TASK INSTRUCTIONS:
Output each line of the material exactly as it stands.

RECORD LIST:
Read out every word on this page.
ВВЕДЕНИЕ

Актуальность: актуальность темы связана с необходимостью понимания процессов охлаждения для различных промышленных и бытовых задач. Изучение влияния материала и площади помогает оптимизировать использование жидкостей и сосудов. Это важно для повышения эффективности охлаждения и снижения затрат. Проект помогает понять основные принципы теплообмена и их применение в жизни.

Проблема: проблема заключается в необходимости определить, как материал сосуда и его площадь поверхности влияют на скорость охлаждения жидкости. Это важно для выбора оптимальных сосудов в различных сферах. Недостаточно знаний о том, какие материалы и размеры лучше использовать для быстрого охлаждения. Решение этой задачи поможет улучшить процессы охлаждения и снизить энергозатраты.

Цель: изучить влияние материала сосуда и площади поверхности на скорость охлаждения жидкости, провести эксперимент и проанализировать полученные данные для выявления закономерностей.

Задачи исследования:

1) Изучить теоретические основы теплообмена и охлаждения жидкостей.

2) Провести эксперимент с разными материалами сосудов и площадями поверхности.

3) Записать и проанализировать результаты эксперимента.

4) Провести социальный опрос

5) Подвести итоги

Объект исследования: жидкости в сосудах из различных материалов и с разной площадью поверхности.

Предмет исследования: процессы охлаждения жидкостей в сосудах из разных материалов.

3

EXERCISE ANSWER:
Read out every word on this page.
ВВЕДЕНИЕ

Актуальность: актуальность темы связана с необходимостью понимания процессов охлаждения для различных промышленных и бытовых задач. Изучение влияния материала и площади помогает оптимизировать использование жидкостей и сосудов. Это важно для повышения эффективности охлаждения и снижения затрат. Проект помогает понять основные принципы теплообмена и их применение в жизни.

Проблема: проблема заключается в необходимости определить, как материал сосуда и его площадь поверхности влияют на скорость охлаждения жидкости. Это важно для выбора оптимальных сосудов в различных сферах. Недостаточно знаний о том, какие материалы и размеры лучше использовать для быстрого охлаждения. Решение этой задачи поможет улучшить процессы охлаждения и снизить энергозатраты.

Цель: изучить влияние материала сосуда и площади поверхности на скорость охлаждения жидкости, провести эксперимент и проанализировать полученные данные для выявления закономерностей.

Задачи исследования:

1) Изучить теоретические основы теплообмена и охлаждения жидкостей.

2) Провести эксперимент с разными материалами сосудов и площадями поверхности.

3) Записать и проанализировать результаты эксперимента.

4) Провести социальный опрос

5) Подвести итоги

Объект исследования: жидкости в сосудах из различных материалов и с разной площадью поверхности.

Предмет исследования: процессы охлаждения жидкостей в сосудах из разных материалов.

3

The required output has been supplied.